DO THIS> Reproduce every line of the listing below verbatim.

(Layout dataset rows)
━━━━

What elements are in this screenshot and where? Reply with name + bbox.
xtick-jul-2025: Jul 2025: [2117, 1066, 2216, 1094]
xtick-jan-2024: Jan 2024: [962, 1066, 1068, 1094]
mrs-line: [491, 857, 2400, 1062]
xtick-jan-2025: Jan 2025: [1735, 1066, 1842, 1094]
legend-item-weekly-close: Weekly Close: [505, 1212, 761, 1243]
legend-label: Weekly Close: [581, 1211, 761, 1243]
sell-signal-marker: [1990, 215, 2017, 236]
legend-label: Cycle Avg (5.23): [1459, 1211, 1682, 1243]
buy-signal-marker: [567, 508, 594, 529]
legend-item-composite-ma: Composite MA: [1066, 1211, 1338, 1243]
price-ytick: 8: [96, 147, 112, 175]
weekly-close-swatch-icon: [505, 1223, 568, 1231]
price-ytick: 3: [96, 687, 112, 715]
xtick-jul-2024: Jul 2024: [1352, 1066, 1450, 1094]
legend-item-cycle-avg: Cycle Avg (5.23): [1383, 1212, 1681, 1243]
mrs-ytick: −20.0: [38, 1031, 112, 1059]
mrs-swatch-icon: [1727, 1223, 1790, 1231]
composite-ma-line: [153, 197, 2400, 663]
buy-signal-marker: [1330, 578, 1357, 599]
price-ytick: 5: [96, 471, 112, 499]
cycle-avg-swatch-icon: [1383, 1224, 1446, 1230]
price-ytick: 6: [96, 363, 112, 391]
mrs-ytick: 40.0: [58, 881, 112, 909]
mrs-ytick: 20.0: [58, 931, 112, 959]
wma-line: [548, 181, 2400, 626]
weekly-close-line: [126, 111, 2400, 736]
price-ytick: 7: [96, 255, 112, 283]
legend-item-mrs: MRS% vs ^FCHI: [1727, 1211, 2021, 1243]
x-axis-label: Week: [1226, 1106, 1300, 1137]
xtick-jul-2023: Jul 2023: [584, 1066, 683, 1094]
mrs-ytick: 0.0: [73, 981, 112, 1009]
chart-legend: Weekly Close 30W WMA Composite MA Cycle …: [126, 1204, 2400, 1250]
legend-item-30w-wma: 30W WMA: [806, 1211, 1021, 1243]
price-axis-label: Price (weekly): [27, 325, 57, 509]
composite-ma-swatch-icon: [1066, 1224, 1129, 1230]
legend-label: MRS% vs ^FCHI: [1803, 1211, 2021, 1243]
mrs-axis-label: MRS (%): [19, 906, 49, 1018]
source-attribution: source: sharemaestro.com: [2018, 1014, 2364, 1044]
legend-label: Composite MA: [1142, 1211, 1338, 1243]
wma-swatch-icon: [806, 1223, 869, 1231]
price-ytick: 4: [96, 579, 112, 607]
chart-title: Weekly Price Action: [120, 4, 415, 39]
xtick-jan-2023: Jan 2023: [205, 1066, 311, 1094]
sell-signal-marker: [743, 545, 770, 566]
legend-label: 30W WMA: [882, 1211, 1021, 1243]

━━━━

RESULT>
What elements are in this screenshot and where? Reply with name + bbox.
xtick-jul-2025: Jul 2025: [2117, 1066, 2216, 1094]
xtick-jan-2024: Jan 2024: [962, 1066, 1068, 1094]
mrs-line: [491, 857, 2400, 1062]
xtick-jan-2025: Jan 2025: [1735, 1066, 1842, 1094]
legend-item-weekly-close: Weekly Close: [505, 1212, 761, 1243]
legend-label: Weekly Close: [581, 1211, 761, 1243]
sell-signal-marker: [1990, 215, 2017, 236]
legend-label: Cycle Avg (5.23): [1459, 1211, 1682, 1243]
buy-signal-marker: [567, 508, 594, 529]
legend-item-composite-ma: Composite MA: [1066, 1211, 1338, 1243]
price-ytick: 8: [96, 147, 112, 175]
weekly-close-swatch-icon: [505, 1223, 568, 1231]
price-ytick: 3: [96, 687, 112, 715]
xtick-jul-2024: Jul 2024: [1352, 1066, 1450, 1094]
legend-item-cycle-avg: Cycle Avg (5.23): [1383, 1212, 1681, 1243]
mrs-ytick: −20.0: [38, 1031, 112, 1059]
mrs-swatch-icon: [1727, 1223, 1790, 1231]
composite-ma-line: [153, 197, 2400, 663]
buy-signal-marker: [1330, 578, 1357, 599]
price-ytick: 5: [96, 471, 112, 499]
cycle-avg-swatch-icon: [1383, 1224, 1446, 1230]
price-ytick: 6: [96, 363, 112, 391]
mrs-ytick: 40.0: [58, 881, 112, 909]
mrs-ytick: 20.0: [58, 931, 112, 959]
wma-line: [548, 181, 2400, 626]
weekly-close-line: [126, 111, 2400, 736]
price-ytick: 7: [96, 255, 112, 283]
legend-item-mrs: MRS% vs ^FCHI: [1727, 1211, 2021, 1243]
x-axis-label: Week: [1226, 1106, 1300, 1137]
xtick-jul-2023: Jul 2023: [584, 1066, 683, 1094]
mrs-ytick: 0.0: [73, 981, 112, 1009]
chart-legend: Weekly Close 30W WMA Composite MA Cycle …: [126, 1204, 2400, 1250]
legend-item-30w-wma: 30W WMA: [806, 1211, 1021, 1243]
price-axis-label: Price (weekly): [27, 325, 57, 509]
composite-ma-swatch-icon: [1066, 1224, 1129, 1230]
legend-label: MRS% vs ^FCHI: [1803, 1211, 2021, 1243]
mrs-axis-label: MRS (%): [19, 906, 49, 1018]
source-attribution: source: sharemaestro.com: [2018, 1014, 2364, 1044]
legend-label: Composite MA: [1142, 1211, 1338, 1243]
wma-swatch-icon: [806, 1223, 869, 1231]
price-ytick: 4: [96, 579, 112, 607]
chart-title: Weekly Price Action: [120, 4, 415, 39]
xtick-jan-2023: Jan 2023: [205, 1066, 311, 1094]
sell-signal-marker: [743, 545, 770, 566]
legend-label: 30W WMA: [882, 1211, 1021, 1243]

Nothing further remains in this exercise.